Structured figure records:

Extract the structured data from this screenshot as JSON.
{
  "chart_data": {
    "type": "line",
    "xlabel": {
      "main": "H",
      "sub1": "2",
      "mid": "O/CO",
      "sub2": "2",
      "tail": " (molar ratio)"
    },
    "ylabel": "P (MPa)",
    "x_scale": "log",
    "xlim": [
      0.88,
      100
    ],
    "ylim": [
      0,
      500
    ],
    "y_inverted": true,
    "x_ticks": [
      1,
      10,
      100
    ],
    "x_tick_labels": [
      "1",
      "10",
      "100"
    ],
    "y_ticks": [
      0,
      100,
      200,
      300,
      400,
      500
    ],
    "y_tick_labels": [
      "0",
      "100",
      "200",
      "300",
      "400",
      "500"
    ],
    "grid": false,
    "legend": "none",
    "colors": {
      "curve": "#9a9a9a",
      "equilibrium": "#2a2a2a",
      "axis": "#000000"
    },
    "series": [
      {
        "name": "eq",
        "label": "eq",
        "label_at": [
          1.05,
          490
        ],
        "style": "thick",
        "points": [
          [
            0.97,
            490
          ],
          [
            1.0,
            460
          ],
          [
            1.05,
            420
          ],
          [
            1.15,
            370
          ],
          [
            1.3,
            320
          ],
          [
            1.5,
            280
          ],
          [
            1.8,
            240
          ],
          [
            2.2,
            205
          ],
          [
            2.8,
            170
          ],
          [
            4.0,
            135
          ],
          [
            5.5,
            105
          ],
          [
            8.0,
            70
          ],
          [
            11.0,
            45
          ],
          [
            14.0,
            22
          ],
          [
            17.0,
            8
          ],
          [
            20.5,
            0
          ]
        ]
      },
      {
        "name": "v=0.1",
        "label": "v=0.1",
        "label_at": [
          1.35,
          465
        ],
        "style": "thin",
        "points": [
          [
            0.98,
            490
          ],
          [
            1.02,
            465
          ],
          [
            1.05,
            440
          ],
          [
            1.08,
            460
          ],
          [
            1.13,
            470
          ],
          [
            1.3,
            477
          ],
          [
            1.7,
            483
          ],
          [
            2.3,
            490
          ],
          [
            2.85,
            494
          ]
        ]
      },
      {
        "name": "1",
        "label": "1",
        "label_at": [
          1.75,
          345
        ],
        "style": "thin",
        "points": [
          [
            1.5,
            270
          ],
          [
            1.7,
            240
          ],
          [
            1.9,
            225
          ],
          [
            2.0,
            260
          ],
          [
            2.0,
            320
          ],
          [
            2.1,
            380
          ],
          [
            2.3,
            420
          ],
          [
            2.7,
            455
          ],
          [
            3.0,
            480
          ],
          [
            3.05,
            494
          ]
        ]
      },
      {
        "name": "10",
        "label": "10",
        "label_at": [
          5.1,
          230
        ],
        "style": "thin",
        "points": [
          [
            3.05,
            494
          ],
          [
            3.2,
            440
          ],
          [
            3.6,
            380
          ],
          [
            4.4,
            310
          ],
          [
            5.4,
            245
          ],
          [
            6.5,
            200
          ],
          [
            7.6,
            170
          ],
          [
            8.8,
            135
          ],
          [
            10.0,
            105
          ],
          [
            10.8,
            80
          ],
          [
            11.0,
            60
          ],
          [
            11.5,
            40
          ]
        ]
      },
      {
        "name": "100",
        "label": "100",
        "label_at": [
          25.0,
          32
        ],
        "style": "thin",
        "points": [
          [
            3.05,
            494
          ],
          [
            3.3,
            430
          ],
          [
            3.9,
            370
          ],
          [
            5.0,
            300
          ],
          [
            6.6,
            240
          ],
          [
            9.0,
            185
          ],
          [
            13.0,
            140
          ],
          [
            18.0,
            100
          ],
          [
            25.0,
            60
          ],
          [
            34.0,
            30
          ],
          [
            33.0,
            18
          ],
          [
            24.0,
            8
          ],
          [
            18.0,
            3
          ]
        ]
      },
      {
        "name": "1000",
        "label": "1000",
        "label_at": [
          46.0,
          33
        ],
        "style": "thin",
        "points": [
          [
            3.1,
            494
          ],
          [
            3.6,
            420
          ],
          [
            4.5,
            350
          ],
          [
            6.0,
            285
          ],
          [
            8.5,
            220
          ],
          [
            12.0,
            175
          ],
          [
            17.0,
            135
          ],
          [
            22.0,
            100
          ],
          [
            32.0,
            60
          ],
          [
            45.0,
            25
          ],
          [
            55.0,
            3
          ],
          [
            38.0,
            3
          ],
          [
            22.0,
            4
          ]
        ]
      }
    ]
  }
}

Requirements: Write the material out exactly, with nothing left out.

Output for this exercise:
Extract the structured data from this screenshot as JSON.
{
  "chart_data": {
    "type": "line",
    "xlabel": {
      "main": "H",
      "sub1": "2",
      "mid": "O/CO",
      "sub2": "2",
      "tail": " (molar ratio)"
    },
    "ylabel": "P (MPa)",
    "x_scale": "log",
    "xlim": [
      0.88,
      100
    ],
    "ylim": [
      0,
      500
    ],
    "y_inverted": true,
    "x_ticks": [
      1,
      10,
      100
    ],
    "x_tick_labels": [
      "1",
      "10",
      "100"
    ],
    "y_ticks": [
      0,
      100,
      200,
      300,
      400,
      500
    ],
    "y_tick_labels": [
      "0",
      "100",
      "200",
      "300",
      "400",
      "500"
    ],
    "grid": false,
    "legend": "none",
    "colors": {
      "curve": "#9a9a9a",
      "equilibrium": "#2a2a2a",
      "axis": "#000000"
    },
    "series": [
      {
        "name": "eq",
        "label": "eq",
        "label_at": [
          1.05,
          490
        ],
        "style": "thick",
        "points": [
          [
            0.97,
            490
          ],
          [
            1.0,
            460
          ],
          [
            1.05,
            420
          ],
          [
            1.15,
            370
          ],
          [
            1.3,
            320
          ],
          [
            1.5,
            280
          ],
          [
            1.8,
            240
          ],
          [
            2.2,
            205
          ],
          [
            2.8,
            170
          ],
          [
            4.0,
            135
          ],
          [
            5.5,
            105
          ],
          [
            8.0,
            70
          ],
          [
            11.0,
            45
          ],
          [
            14.0,
            22
          ],
          [
            17.0,
            8
          ],
          [
            20.5,
            0
          ]
        ]
      },
      {
        "name": "v=0.1",
        "label": "v=0.1",
        "label_at": [
          1.35,
          465
        ],
        "style": "thin",
        "points": [
          [
            0.98,
            490
          ],
          [
            1.02,
            465
          ],
          [
            1.05,
            440
          ],
          [
            1.08,
            460
          ],
          [
            1.13,
            470
          ],
          [
            1.3,
            477
          ],
          [
            1.7,
            483
          ],
          [
            2.3,
            490
          ],
          [
            2.85,
            494
          ]
        ]
      },
      {
        "name": "1",
        "label": "1",
        "label_at": [
          1.75,
          345
        ],
        "style": "thin",
        "points": [
          [
            1.5,
            270
          ],
          [
            1.7,
            240
          ],
          [
            1.9,
            225
          ],
          [
            2.0,
            260
          ],
          [
            2.0,
            320
          ],
          [
            2.1,
            380
          ],
          [
            2.3,
            420
          ],
          [
            2.7,
            455
          ],
          [
            3.0,
            480
          ],
          [
            3.05,
            494
          ]
        ]
      },
      {
        "name": "10",
        "label": "10",
        "label_at": [
          5.1,
          230
        ],
        "style": "thin",
        "points": [
          [
            3.05,
            494
          ],
          [
            3.2,
            440
          ],
          [
            3.6,
            380
          ],
          [
            4.4,
            310
          ],
          [
            5.4,
            245
          ],
          [
            6.5,
            200
          ],
          [
            7.6,
            170
          ],
          [
            8.8,
            135
          ],
          [
            10.0,
            105
          ],
          [
            10.8,
            80
          ],
          [
            11.0,
            60
          ],
          [
            11.5,
            40
          ]
        ]
      },
      {
        "name": "100",
        "label": "100",
        "label_at": [
          25.0,
          32
        ],
        "style": "thin",
        "points": [
          [
            3.05,
            494
          ],
          [
            3.3,
            430
          ],
          [
            3.9,
            370
          ],
          [
            5.0,
            300
          ],
          [
            6.6,
            240
          ],
          [
            9.0,
            185
          ],
          [
            13.0,
            140
          ],
          [
            18.0,
            100
          ],
          [
            25.0,
            60
          ],
          [
            34.0,
            30
          ],
          [
            33.0,
            18
          ],
          [
            24.0,
            8
          ],
          [
            18.0,
            3
          ]
        ]
      },
      {
        "name": "1000",
        "label": "1000",
        "label_at": [
          46.0,
          33
        ],
        "style": "thin",
        "points": [
          [
            3.1,
            494
          ],
          [
            3.6,
            420
          ],
          [
            4.5,
            350
          ],
          [
            6.0,
            285
          ],
          [
            8.5,
            220
          ],
          [
            12.0,
            175
          ],
          [
            17.0,
            135
          ],
          [
            22.0,
            100
          ],
          [
            32.0,
            60
          ],
          [
            45.0,
            25
          ],
          [
            55.0,
            3
          ],
          [
            38.0,
            3
          ],
          [
            22.0,
            4
          ]
        ]
      }
    ]
  }
}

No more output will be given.